[Transcript data for document pages]
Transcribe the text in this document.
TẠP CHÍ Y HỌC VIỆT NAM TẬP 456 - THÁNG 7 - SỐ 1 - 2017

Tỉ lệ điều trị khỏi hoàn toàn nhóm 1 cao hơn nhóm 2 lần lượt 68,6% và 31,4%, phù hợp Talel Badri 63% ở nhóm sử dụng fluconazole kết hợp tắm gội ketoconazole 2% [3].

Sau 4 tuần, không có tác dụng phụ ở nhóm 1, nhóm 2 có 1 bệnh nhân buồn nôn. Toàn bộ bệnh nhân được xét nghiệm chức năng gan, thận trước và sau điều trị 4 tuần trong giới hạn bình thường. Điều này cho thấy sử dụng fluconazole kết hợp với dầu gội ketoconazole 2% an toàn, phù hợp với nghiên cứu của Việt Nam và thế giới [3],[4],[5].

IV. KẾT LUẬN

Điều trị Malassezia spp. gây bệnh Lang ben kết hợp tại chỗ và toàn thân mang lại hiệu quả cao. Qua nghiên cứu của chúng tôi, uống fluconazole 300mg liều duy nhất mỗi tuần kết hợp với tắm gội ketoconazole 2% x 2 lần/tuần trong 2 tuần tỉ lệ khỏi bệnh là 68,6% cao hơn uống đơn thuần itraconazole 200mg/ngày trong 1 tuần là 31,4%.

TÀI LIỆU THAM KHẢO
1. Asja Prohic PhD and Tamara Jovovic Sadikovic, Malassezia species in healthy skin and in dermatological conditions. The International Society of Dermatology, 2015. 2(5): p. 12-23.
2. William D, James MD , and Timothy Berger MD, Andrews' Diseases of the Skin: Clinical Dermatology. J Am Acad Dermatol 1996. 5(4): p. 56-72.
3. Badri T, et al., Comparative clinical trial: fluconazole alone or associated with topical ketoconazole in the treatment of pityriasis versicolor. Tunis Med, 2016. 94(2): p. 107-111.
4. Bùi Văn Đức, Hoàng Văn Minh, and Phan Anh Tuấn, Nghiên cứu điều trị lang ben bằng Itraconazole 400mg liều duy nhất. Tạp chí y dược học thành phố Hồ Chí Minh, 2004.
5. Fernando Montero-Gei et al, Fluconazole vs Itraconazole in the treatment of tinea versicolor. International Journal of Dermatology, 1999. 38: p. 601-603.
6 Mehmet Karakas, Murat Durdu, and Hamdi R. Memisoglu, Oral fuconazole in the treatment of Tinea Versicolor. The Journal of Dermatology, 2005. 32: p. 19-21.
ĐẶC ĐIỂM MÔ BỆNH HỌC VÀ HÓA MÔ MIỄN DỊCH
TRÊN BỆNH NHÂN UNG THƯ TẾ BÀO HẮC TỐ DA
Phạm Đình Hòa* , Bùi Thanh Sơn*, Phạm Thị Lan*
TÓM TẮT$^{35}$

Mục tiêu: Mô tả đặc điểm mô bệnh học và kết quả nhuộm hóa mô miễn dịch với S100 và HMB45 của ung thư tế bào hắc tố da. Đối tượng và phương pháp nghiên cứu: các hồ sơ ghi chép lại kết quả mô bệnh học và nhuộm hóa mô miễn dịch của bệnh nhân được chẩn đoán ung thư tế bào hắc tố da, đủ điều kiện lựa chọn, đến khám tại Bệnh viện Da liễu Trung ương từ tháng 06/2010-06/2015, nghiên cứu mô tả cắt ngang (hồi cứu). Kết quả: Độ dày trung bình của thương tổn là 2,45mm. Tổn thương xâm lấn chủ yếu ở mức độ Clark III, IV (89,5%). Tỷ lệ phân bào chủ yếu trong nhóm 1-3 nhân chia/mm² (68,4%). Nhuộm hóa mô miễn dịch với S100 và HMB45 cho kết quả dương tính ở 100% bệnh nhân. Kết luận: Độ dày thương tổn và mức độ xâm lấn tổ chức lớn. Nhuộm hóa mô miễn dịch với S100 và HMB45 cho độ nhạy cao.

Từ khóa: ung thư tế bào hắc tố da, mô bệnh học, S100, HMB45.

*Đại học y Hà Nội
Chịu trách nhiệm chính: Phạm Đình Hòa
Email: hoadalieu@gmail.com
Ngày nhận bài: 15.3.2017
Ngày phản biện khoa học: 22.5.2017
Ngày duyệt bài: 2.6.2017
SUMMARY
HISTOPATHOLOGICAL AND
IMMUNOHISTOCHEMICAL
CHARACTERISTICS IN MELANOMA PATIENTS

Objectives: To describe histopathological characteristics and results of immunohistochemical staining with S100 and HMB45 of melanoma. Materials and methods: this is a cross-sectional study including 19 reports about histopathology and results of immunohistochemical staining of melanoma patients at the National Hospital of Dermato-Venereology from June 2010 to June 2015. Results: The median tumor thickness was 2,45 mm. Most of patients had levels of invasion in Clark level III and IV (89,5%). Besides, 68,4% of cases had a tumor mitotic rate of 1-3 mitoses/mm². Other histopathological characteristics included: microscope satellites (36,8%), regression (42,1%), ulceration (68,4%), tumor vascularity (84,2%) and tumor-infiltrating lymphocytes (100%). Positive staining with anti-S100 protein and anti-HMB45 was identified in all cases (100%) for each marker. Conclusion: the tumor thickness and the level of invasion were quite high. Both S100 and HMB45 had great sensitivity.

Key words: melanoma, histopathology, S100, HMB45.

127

- _What to produce_
Start to finish, restate the records above word for word.

- _Result of this task_
Transcribe the text in this document.
TẠP CHÍ Y HỌC VIỆT NAM TẬP 456 - THÁNG 7 - SỐ 1 - 2017

Tỉ lệ điều trị khỏi hoàn toàn nhóm 1 cao hơn nhóm 2 lần lượt 68,6% và 31,4%, phù hợp Talel Badri 63% ở nhóm sử dụng fluconazole kết hợp tắm gội ketoconazole 2% [3].

Sau 4 tuần, không có tác dụng phụ ở nhóm 1, nhóm 2 có 1 bệnh nhân buồn nôn. Toàn bộ bệnh nhân được xét nghiệm chức năng gan, thận trước và sau điều trị 4 tuần trong giới hạn bình thường. Điều này cho thấy sử dụng fluconazole kết hợp với dầu gội ketoconazole 2% an toàn, phù hợp với nghiên cứu của Việt Nam và thế giới [3],[4],[5].

IV. KẾT LUẬN

Điều trị Malassezia spp. gây bệnh Lang ben kết hợp tại chỗ và toàn thân mang lại hiệu quả cao. Qua nghiên cứu của chúng tôi, uống fluconazole 300mg liều duy nhất mỗi tuần kết hợp với tắm gội ketoconazole 2% x 2 lần/tuần trong 2 tuần tỉ lệ khỏi bệnh là 68,6% cao hơn uống đơn thuần itraconazole 200mg/ngày trong 1 tuần là 31,4%.

TÀI LIỆU THAM KHẢO
1. Asja Prohic PhD and Tamara Jovovic Sadikovic, Malassezia species in healthy skin and in dermatological conditions. The International Society of Dermatology, 2015. 2(5): p. 12-23.
2. William D, James MD , and Timothy Berger MD, Andrews' Diseases of the Skin: Clinical Dermatology. J Am Acad Dermatol 1996. 5(4): p. 56-72.
3. Badri T, et al., Comparative clinical trial: fluconazole alone or associated with topical ketoconazole in the treatment of pityriasis versicolor. Tunis Med, 2016. 94(2): p. 107-111.
4. Bùi Văn Đức, Hoàng Văn Minh, and Phan Anh Tuấn, Nghiên cứu điều trị lang ben bằng Itraconazole 400mg liều duy nhất. Tạp chí y dược học thành phố Hồ Chí Minh, 2004.
5. Fernando Montero-Gei et al, Fluconazole vs Itraconazole in the treatment of tinea versicolor. International Journal of Dermatology, 1999. 38: p. 601-603.
6 Mehmet Karakas, Murat Durdu, and Hamdi R. Memisoglu, Oral fuconazole in the treatment of Tinea Versicolor. The Journal of Dermatology, 2005. 32: p. 19-21.
ĐẶC ĐIỂM MÔ BỆNH HỌC VÀ HÓA MÔ MIỄN DỊCH
TRÊN BỆNH NHÂN UNG THƯ TẾ BÀO HẮC TỐ DA
Phạm Đình Hòa* , Bùi Thanh Sơn*, Phạm Thị Lan*
TÓM TẮT$^{35}$

Mục tiêu: Mô tả đặc điểm mô bệnh học và kết quả nhuộm hóa mô miễn dịch với S100 và HMB45 của ung thư tế bào hắc tố da. Đối tượng và phương pháp nghiên cứu: các hồ sơ ghi chép lại kết quả mô bệnh học và nhuộm hóa mô miễn dịch của bệnh nhân được chẩn đoán ung thư tế bào hắc tố da, đủ điều kiện lựa chọn, đến khám tại Bệnh viện Da liễu Trung ương từ tháng 06/2010-06/2015, nghiên cứu mô tả cắt ngang (hồi cứu). Kết quả: Độ dày trung bình của thương tổn là 2,45mm. Tổn thương xâm lấn chủ yếu ở mức độ Clark III, IV (89,5%). Tỷ lệ phân bào chủ yếu trong nhóm 1-3 nhân chia/mm² (68,4%). Nhuộm hóa mô miễn dịch với S100 và HMB45 cho kết quả dương tính ở 100% bệnh nhân. Kết luận: Độ dày thương tổn và mức độ xâm lấn tổ chức lớn. Nhuộm hóa mô miễn dịch với S100 và HMB45 cho độ nhạy cao.

Từ khóa: ung thư tế bào hắc tố da, mô bệnh học, S100, HMB45.

*Đại học y Hà Nội
Chịu trách nhiệm chính: Phạm Đình Hòa
Email: hoadalieu@gmail.com
Ngày nhận bài: 15.3.2017
Ngày phản biện khoa học: 22.5.2017
Ngày duyệt bài: 2.6.2017
SUMMARY
HISTOPATHOLOGICAL AND
IMMUNOHISTOCHEMICAL
CHARACTERISTICS IN MELANOMA PATIENTS

Objectives: To describe histopathological characteristics and results of immunohistochemical staining with S100 and HMB45 of melanoma. Materials and methods: this is a cross-sectional study including 19 reports about histopathology and results of immunohistochemical staining of melanoma patients at the National Hospital of Dermato-Venereology from June 2010 to June 2015. Results: The median tumor thickness was 2,45 mm. Most of patients had levels of invasion in Clark level III and IV (89,5%). Besides, 68,4% of cases had a tumor mitotic rate of 1-3 mitoses/mm². Other histopathological characteristics included: microscope satellites (36,8%), regression (42,1%), ulceration (68,4%), tumor vascularity (84,2%) and tumor-infiltrating lymphocytes (100%). Positive staining with anti-S100 protein and anti-HMB45 was identified in all cases (100%) for each marker. Conclusion: the tumor thickness and the level of invasion were quite high. Both S100 and HMB45 had great sensitivity.

Key words: melanoma, histopathology, S100, HMB45.

127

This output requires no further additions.